Task directions: Pull every line containing "化学工程系" out of the material below.

Items:
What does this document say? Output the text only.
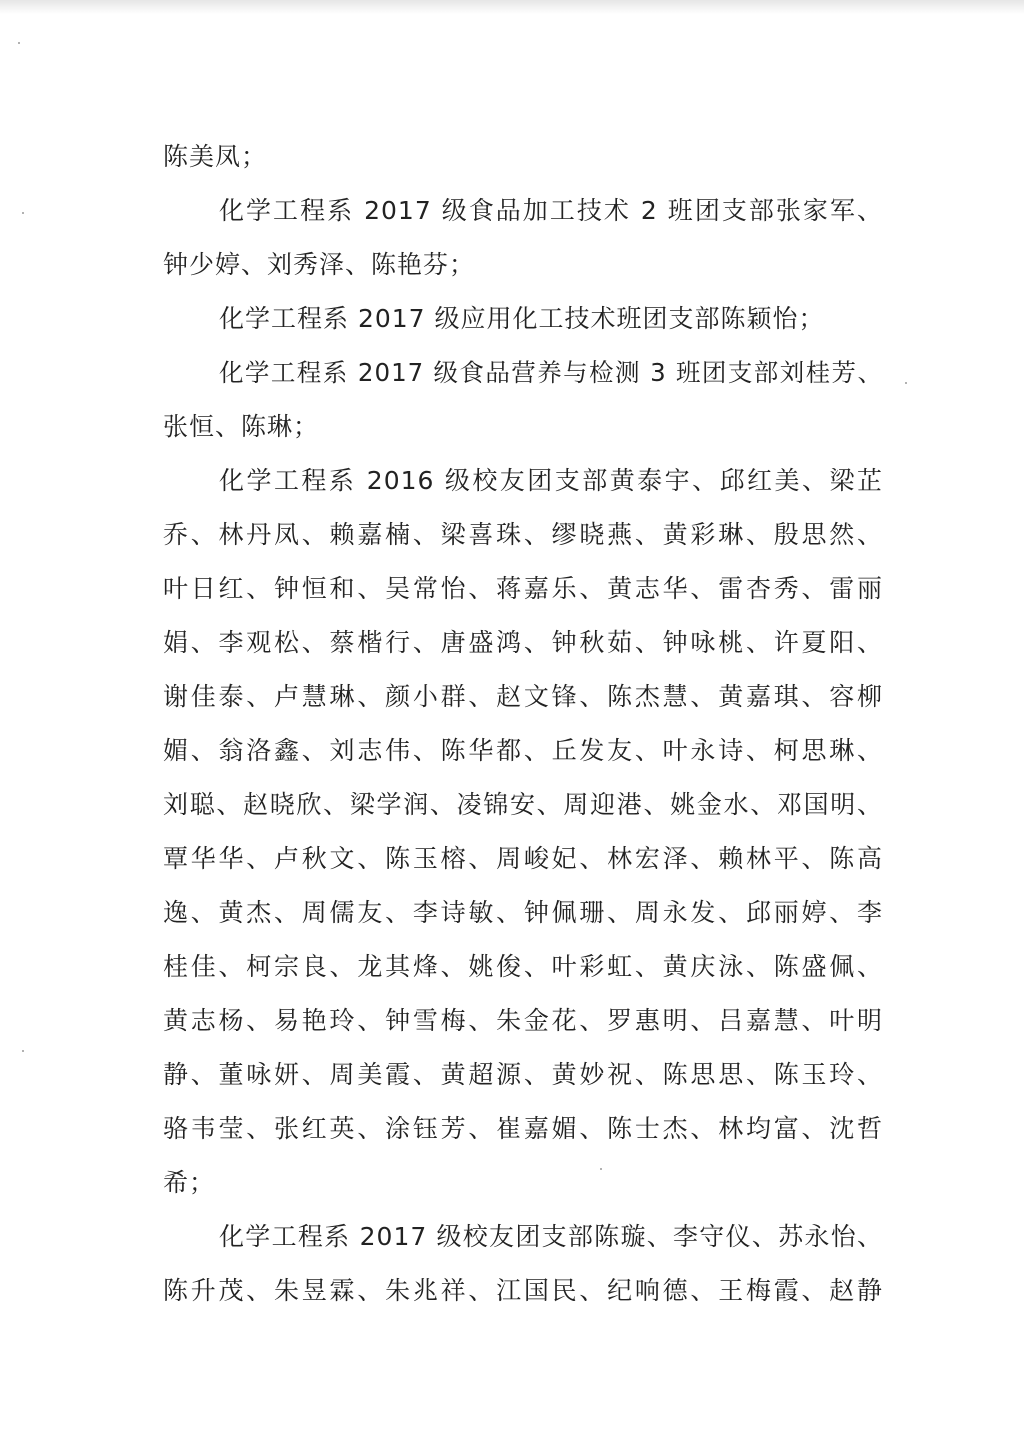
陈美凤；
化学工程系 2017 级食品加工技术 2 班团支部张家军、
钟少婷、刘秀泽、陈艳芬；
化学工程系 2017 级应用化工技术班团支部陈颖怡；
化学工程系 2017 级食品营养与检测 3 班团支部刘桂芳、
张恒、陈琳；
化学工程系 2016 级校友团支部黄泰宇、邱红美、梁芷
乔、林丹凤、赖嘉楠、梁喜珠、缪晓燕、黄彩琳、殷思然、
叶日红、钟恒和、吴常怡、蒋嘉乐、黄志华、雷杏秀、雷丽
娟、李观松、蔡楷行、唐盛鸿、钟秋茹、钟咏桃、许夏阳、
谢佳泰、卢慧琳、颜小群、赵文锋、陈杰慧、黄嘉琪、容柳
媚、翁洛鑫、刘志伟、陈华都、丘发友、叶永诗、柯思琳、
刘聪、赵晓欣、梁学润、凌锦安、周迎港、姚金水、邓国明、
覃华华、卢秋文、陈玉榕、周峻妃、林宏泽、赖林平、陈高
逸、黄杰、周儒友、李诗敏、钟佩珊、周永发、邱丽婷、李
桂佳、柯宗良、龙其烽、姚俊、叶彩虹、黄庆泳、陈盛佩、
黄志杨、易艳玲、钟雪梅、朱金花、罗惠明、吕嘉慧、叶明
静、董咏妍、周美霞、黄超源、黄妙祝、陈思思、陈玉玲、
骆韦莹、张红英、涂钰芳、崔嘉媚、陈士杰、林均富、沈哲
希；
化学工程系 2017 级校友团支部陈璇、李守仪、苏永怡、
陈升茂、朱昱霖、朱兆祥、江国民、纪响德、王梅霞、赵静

Response below:
化学工程系 2017 级食品加工技术 2 班团支部张家军、
化学工程系 2017 级应用化工技术班团支部陈颖怡；
化学工程系 2017 级食品营养与检测 3 班团支部刘桂芳、
化学工程系 2016 级校友团支部黄泰宇、邱红美、梁芷
化学工程系 2017 级校友团支部陈璇、李守仪、苏永怡、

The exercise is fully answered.